GOAL OF THE EXERCISE:
Beneath this task is a listing. State how many of its lines include the string "Правительства", giving nothing but the number.

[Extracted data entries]

※ ※ ※

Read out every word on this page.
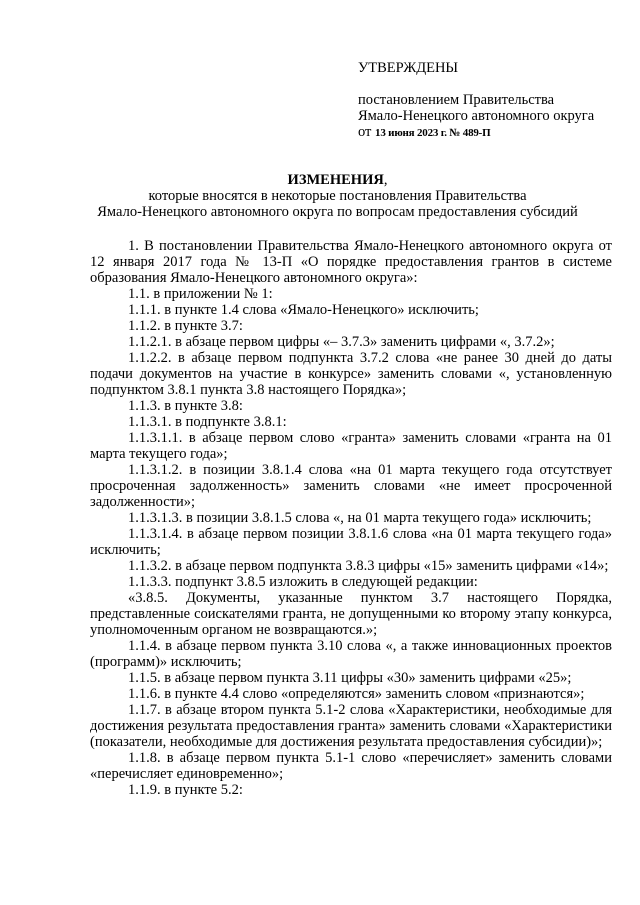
УТВЕРЖДЕНЫ
постановлением Правительства
Ямало-Ненецкого автономного округа
от 13 июня 2023 г. № 489-П
ИЗМЕНЕНИЯ,
которые вносятся в некоторые постановления Правительства
Ямало-Ненецкого автономного округа по вопросам предоставления субсидий

1. В постановлении Правительства Ямало-Ненецкого автономного округа от 12 января 2017 года № 13-П «О порядке предоставления грантов в системе образования Ямало-Ненецкого автономного округа»:

1.1. в приложении № 1:

1.1.1. в пункте 1.4 слова «Ямало-Ненецкого» исключить;

1.1.2. в пункте 3.7:

1.1.2.1. в абзаце первом цифры «– 3.7.3» заменить цифрами «, 3.7.2»;

1.1.2.2. в абзаце первом подпункта 3.7.2 слова «не ранее 30 дней до даты подачи документов на участие в конкурсе» заменить словами «, установленную подпунктом 3.8.1 пункта 3.8 настоящего Порядка»;

1.1.3. в пункте 3.8:

1.1.3.1. в подпункте 3.8.1:

1.1.3.1.1. в абзаце первом слово «гранта» заменить словами «гранта на 01 марта текущего года»;

1.1.3.1.2. в позиции 3.8.1.4 слова «на 01 марта текущего года отсутствует просроченная задолженность» заменить словами «не имеет просроченной задолженности»;

1.1.3.1.3. в позиции 3.8.1.5 слова «, на 01 марта текущего года» исключить;

1.1.3.1.4. в абзаце первом позиции 3.8.1.6 слова «на 01 марта текущего года» исключить;

1.1.3.2. в абзаце первом подпункта 3.8.3 цифры «15» заменить цифрами «14»;

1.1.3.3. подпункт 3.8.5 изложить в следующей редакции:

«3.8.5. Документы, указанные пунктом 3.7 настоящего Порядка, представленные соискателями гранта, не допущенными ко второму этапу конкурса, уполномоченным органом не возвращаются.»;

1.1.4. в абзаце первом пункта 3.10 слова «, а также инновационных проектов (программ)» исключить;

1.1.5. в абзаце первом пункта 3.11 цифры «30» заменить цифрами «25»;

1.1.6. в пункте 4.4 слово «определяются» заменить словом «признаются»;

1.1.7. в абзаце втором пункта 5.1-2 слова «Характеристики, необходимые для достижения результата предоставления гранта» заменить словами «Характеристики (показатели, необходимые для достижения результата предоставления субсидии)»;

1.1.8. в абзаце первом пункта 5.1-1 слово «перечисляет» заменить словами «перечисляет единовременно»;

1.1.9. в пункте 5.2:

※ ※ ※

RESPONSE BELOW:
3